● **TO DO**
Count every line in the entries that follow where the word "shown" appears, then state only the total.
┌──
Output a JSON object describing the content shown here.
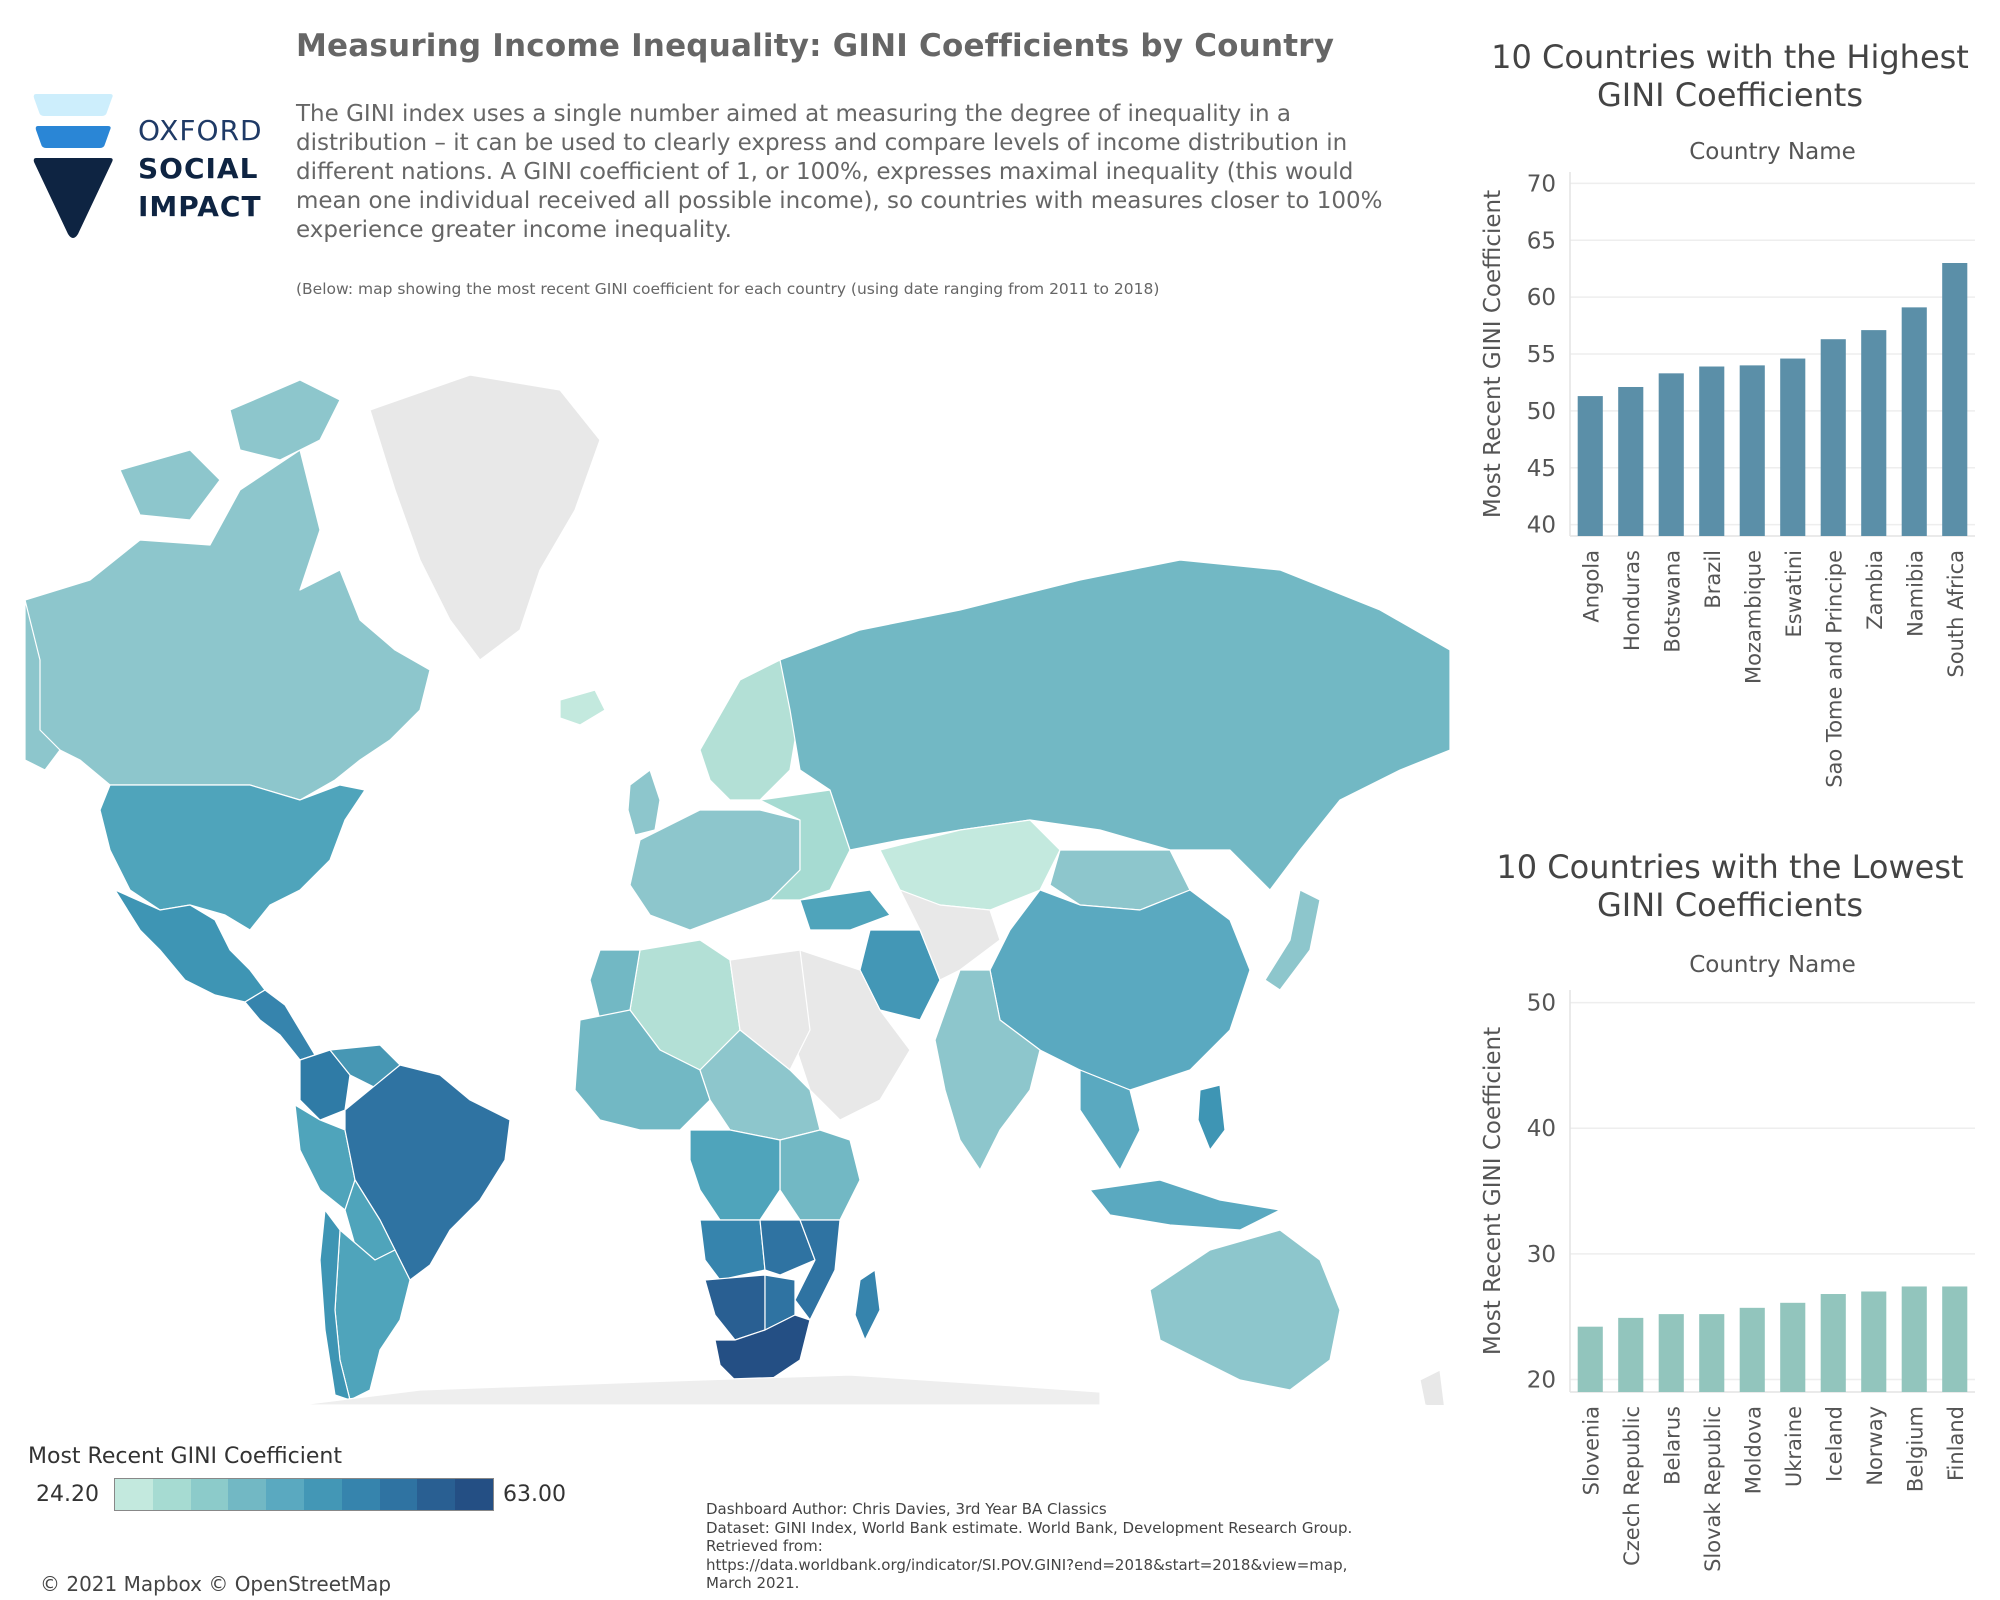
{
  "header": {
    "title": "Measuring Income Inequality: GINI Coefficients by Country",
    "description": "The GINI index uses a single number aimed at measuring the degree of inequality in a distribution –  it can be used to clearly express and compare levels of income distribution in different nations. A GINI coefficient of 1, or 100%, expresses maximal inequality (this would mean one individual received all possible income), so countries with measures closer to 100% experience greater income inequality.",
    "note": "(Below: map showing the most recent GINI coefficient for each country (using date ranging from 2011 to 2018)"
  },
  "logo": {
    "line1": "OXFORD",
    "line2": "SOCIAL",
    "line3": "IMPACT"
  },
  "legend": {
    "title": "Most Recent GINI Coefficient",
    "min": "24.20",
    "max": "63.00",
    "colors": [
      "#c3e9de",
      "#a6dbd2",
      "#8ccbca",
      "#72b8c4",
      "#5aa9c0",
      "#4397b6",
      "#3684ad",
      "#2f73a2",
      "#295f92",
      "#244f84"
    ]
  },
  "attribution": "© 2021 Mapbox © OpenStreetMap",
  "credits": [
    "Dashboard Author: Chris Davies, 3rd Year BA Classics",
    "Dataset: GINI Index, World Bank estimate. World Bank, Development Research Group.",
    "Retrieved from:",
    "https://data.worldbank.org/indicator/SI.POV.GINI?end=2018&start=2018&view=map,",
    "March 2021."
  ],
  "chart_data": [
    {
      "type": "bar",
      "title": "10 Countries with the Highest GINI Coefficients",
      "column_header": "Country Name",
      "ylabel": "Most Recent GINI Coefficient",
      "categories": [
        "Angola",
        "Honduras",
        "Botswana",
        "Brazil",
        "Mozambique",
        "Eswatini",
        "Sao Tome and Principe",
        "Zambia",
        "Namibia",
        "South Africa"
      ],
      "values": [
        51.3,
        52.1,
        53.3,
        53.9,
        54.0,
        54.6,
        56.3,
        57.1,
        59.1,
        63.0
      ],
      "ylim": [
        39,
        71
      ],
      "yticks": [
        40,
        45,
        50,
        55,
        60,
        65,
        70
      ],
      "color": "#5b8fa8",
      "grid": true
    },
    {
      "type": "bar",
      "title": "10 Countries with the Lowest GINI Coefficients",
      "column_header": "Country Name",
      "ylabel": "Most Recent GINI Coefficient",
      "categories": [
        "Slovenia",
        "Czech Republic",
        "Belarus",
        "Slovak Republic",
        "Moldova",
        "Ukraine",
        "Iceland",
        "Norway",
        "Belgium",
        "Finland"
      ],
      "values": [
        24.2,
        24.9,
        25.2,
        25.2,
        25.7,
        26.1,
        26.8,
        27.0,
        27.4,
        27.4
      ],
      "ylim": [
        19,
        51
      ],
      "yticks": [
        20,
        30,
        40,
        50
      ],
      "color": "#92c5bd",
      "grid": true
    }
  ]
}
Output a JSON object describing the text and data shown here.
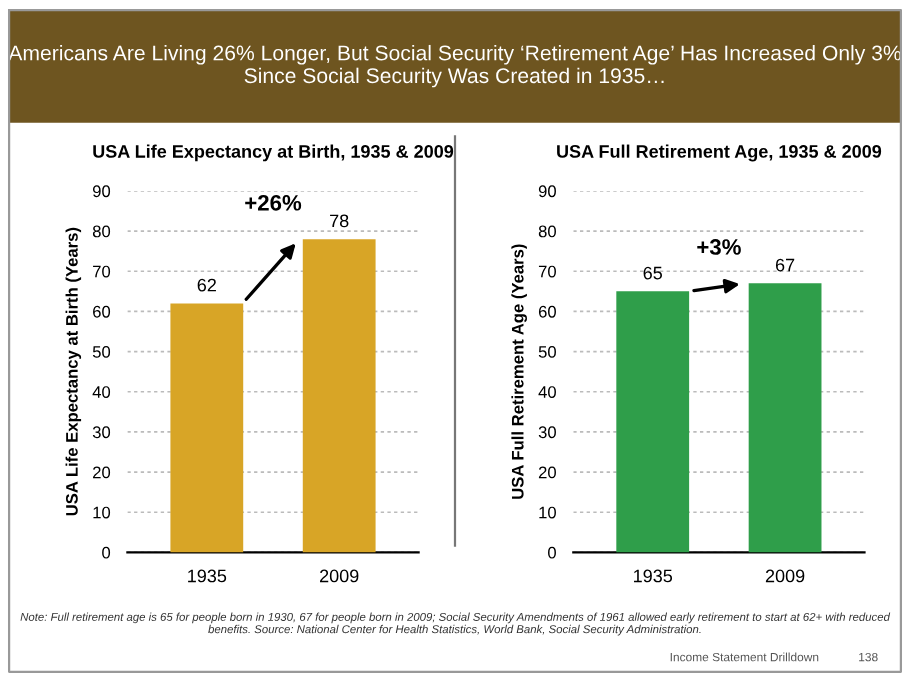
{
  "chart_data": [
    {
      "type": "other",
      "title": "Americans Are Living 26% Longer, But Social Security ‘Retirement Age’ Has Increased Only 3% Since Social Security Was Created in 1935…",
      "annotations": [
        "Note: Full retirement age is 65 for people born in 1930, 67 for people born in 2009; Social Security Amendments of 1961 allowed early retirement to start at 62+ with reduced benefits. Source: National Center for Health Statistics, World Bank, Social Security Administration.",
        "Income Statement Drilldown",
        "138"
      ]
    },
    {
      "type": "bar",
      "title": "USA Life Expectancy at Birth, 1935 & 2009",
      "ylabel": "USA Life Expectancy at Birth (Years)",
      "categories": [
        "1935",
        "2009"
      ],
      "values": [
        62,
        78
      ],
      "color": "#d8a526",
      "data_labels": true,
      "ylim": [
        0,
        90
      ],
      "yticks": [
        0,
        10,
        20,
        30,
        40,
        50,
        60,
        70,
        80,
        90
      ],
      "grid": "y",
      "annotations": [
        {
          "text": "+26%",
          "x": "2009",
          "y": 78
        }
      ]
    },
    {
      "type": "bar",
      "title": "USA Full Retirement Age, 1935 & 2009",
      "ylabel": "USA Full Retirement Age (Years)",
      "categories": [
        "1935",
        "2009"
      ],
      "values": [
        65,
        67
      ],
      "color": "#2f9e4a",
      "data_labels": true,
      "ylim": [
        0,
        90
      ],
      "yticks": [
        0,
        10,
        20,
        30,
        40,
        50,
        60,
        70,
        80,
        90
      ],
      "grid": "y",
      "annotations": [
        {
          "text": "+3%",
          "x": "2009",
          "y": 67
        }
      ]
    }
  ]
}
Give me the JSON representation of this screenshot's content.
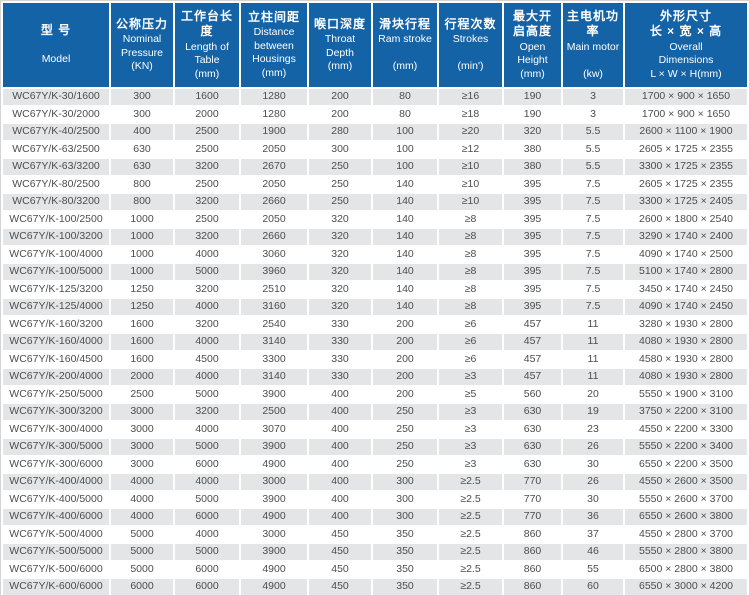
{
  "colors": {
    "header_bg": "#1463a6",
    "header_text": "#ffffff",
    "row_alt_bg": "#e4e5e7",
    "row_bg": "#ffffff",
    "cell_text": "#4d4d4d",
    "frame_border": "#d4d4d4",
    "gap": "#ffffff"
  },
  "table": {
    "columns": [
      {
        "key": "model",
        "zh": "型 号",
        "en": "\nModel"
      },
      {
        "key": "nominal_pressure",
        "zh": "公称压力",
        "en": "Nominal\nPressure\n(KN)"
      },
      {
        "key": "table_length",
        "zh": "工作台长度",
        "en": "Length of\nTable\n(mm)"
      },
      {
        "key": "housing_distance",
        "zh": "立柱间距",
        "en": "Distance\nbetween\nHousings\n(mm)"
      },
      {
        "key": "throat_depth",
        "zh": "喉口深度",
        "en": "Throat\nDepth\n(mm)"
      },
      {
        "key": "ram_stroke",
        "zh": "滑块行程",
        "en": "Ram stroke\n\n(mm)"
      },
      {
        "key": "strokes",
        "zh": "行程次数",
        "en": "Strokes\n\n(min')"
      },
      {
        "key": "open_height",
        "zh": "最大开\n启高度",
        "en": "Open\nHeight\n(mm)"
      },
      {
        "key": "main_motor",
        "zh": "主电机功率",
        "en": "Main motor\n\n(kw)"
      },
      {
        "key": "dimensions",
        "zh": "外形尺寸\n长 × 宽 × 高",
        "en": "Overall\nDimensions\nL × W × H(mm)"
      }
    ],
    "rows": [
      [
        "WC67Y/K-30/1600",
        "300",
        "1600",
        "1280",
        "200",
        "80",
        "≥16",
        "190",
        "3",
        "1700 × 900 × 1650"
      ],
      [
        "WC67Y/K-30/2000",
        "300",
        "2000",
        "1280",
        "200",
        "80",
        "≥18",
        "190",
        "3",
        "1700 × 900 × 1650"
      ],
      [
        "WC67Y/K-40/2500",
        "400",
        "2500",
        "1900",
        "280",
        "100",
        "≥20",
        "320",
        "5.5",
        "2600 × 1100 × 1900"
      ],
      [
        "WC67Y/K-63/2500",
        "630",
        "2500",
        "2050",
        "300",
        "100",
        "≥12",
        "380",
        "5.5",
        "2605 × 1725 × 2355"
      ],
      [
        "WC67Y/K-63/3200",
        "630",
        "3200",
        "2670",
        "250",
        "100",
        "≥10",
        "380",
        "5.5",
        "3300 × 1725 × 2355"
      ],
      [
        "WC67Y/K-80/2500",
        "800",
        "2500",
        "2050",
        "250",
        "140",
        "≥10",
        "395",
        "7.5",
        "2605 × 1725 × 2355"
      ],
      [
        "WC67Y/K-80/3200",
        "800",
        "3200",
        "2660",
        "250",
        "140",
        "≥10",
        "395",
        "7.5",
        "3300 × 1725 × 2405"
      ],
      [
        "WC67Y/K-100/2500",
        "1000",
        "2500",
        "2050",
        "320",
        "140",
        "≥8",
        "395",
        "7.5",
        "2600 × 1800 × 2540"
      ],
      [
        "WC67Y/K-100/3200",
        "1000",
        "3200",
        "2660",
        "320",
        "140",
        "≥8",
        "395",
        "7.5",
        "3290 × 1740 × 2400"
      ],
      [
        "WC67Y/K-100/4000",
        "1000",
        "4000",
        "3060",
        "320",
        "140",
        "≥8",
        "395",
        "7.5",
        "4090 × 1740 × 2500"
      ],
      [
        "WC67Y/K-100/5000",
        "1000",
        "5000",
        "3960",
        "320",
        "140",
        "≥8",
        "395",
        "7.5",
        "5100 × 1740 × 2800"
      ],
      [
        "WC67Y/K-125/3200",
        "1250",
        "3200",
        "2510",
        "320",
        "140",
        "≥8",
        "395",
        "7.5",
        "3450 × 1740 × 2450"
      ],
      [
        "WC67Y/K-125/4000",
        "1250",
        "4000",
        "3160",
        "320",
        "140",
        "≥8",
        "395",
        "7.5",
        "4090 × 1740 × 2450"
      ],
      [
        "WC67Y/K-160/3200",
        "1600",
        "3200",
        "2540",
        "330",
        "200",
        "≥6",
        "457",
        "11",
        "3280 × 1930 × 2800"
      ],
      [
        "WC67Y/K-160/4000",
        "1600",
        "4000",
        "3140",
        "330",
        "200",
        "≥6",
        "457",
        "11",
        "4080 × 1930 × 2800"
      ],
      [
        "WC67Y/K-160/4500",
        "1600",
        "4500",
        "3300",
        "330",
        "200",
        "≥6",
        "457",
        "11",
        "4580 × 1930 × 2800"
      ],
      [
        "WC67Y/K-200/4000",
        "2000",
        "4000",
        "3140",
        "330",
        "200",
        "≥3",
        "457",
        "11",
        "4080 × 1930 × 2800"
      ],
      [
        "WC67Y/K-250/5000",
        "2500",
        "5000",
        "3900",
        "400",
        "200",
        "≥5",
        "560",
        "20",
        "5550 × 1900 × 3100"
      ],
      [
        "WC67Y/K-300/3200",
        "3000",
        "3200",
        "2500",
        "400",
        "250",
        "≥3",
        "630",
        "19",
        "3750 × 2200 × 3100"
      ],
      [
        "WC67Y/K-300/4000",
        "3000",
        "4000",
        "3070",
        "400",
        "250",
        "≥3",
        "630",
        "23",
        "4550 × 2200 × 3300"
      ],
      [
        "WC67Y/K-300/5000",
        "3000",
        "5000",
        "3900",
        "400",
        "250",
        "≥3",
        "630",
        "26",
        "5550 × 2200 × 3400"
      ],
      [
        "WC67Y/K-300/6000",
        "3000",
        "6000",
        "4900",
        "400",
        "250",
        "≥3",
        "630",
        "30",
        "6550 × 2200 × 3500"
      ],
      [
        "WC67Y/K-400/4000",
        "4000",
        "4000",
        "3000",
        "400",
        "300",
        "≥2.5",
        "770",
        "26",
        "4550 × 2600 × 3500"
      ],
      [
        "WC67Y/K-400/5000",
        "4000",
        "5000",
        "3900",
        "400",
        "300",
        "≥2.5",
        "770",
        "30",
        "5550 × 2600 × 3700"
      ],
      [
        "WC67Y/K-400/6000",
        "4000",
        "6000",
        "4900",
        "400",
        "300",
        "≥2.5",
        "770",
        "36",
        "6550 × 2600 × 3800"
      ],
      [
        "WC67Y/K-500/4000",
        "5000",
        "4000",
        "3000",
        "450",
        "350",
        "≥2.5",
        "860",
        "37",
        "4550 × 2800 × 3700"
      ],
      [
        "WC67Y/K-500/5000",
        "5000",
        "5000",
        "3900",
        "450",
        "350",
        "≥2.5",
        "860",
        "46",
        "5550 × 2800 × 3800"
      ],
      [
        "WC67Y/K-500/6000",
        "5000",
        "6000",
        "4900",
        "450",
        "350",
        "≥2.5",
        "860",
        "55",
        "6500 × 2800 × 3800"
      ],
      [
        "WC67Y/K-600/6000",
        "6000",
        "6000",
        "4900",
        "450",
        "350",
        "≥2.5",
        "860",
        "60",
        "6550 × 3000 × 4200"
      ]
    ]
  }
}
└──
● **EXERCISE ANSWER**
2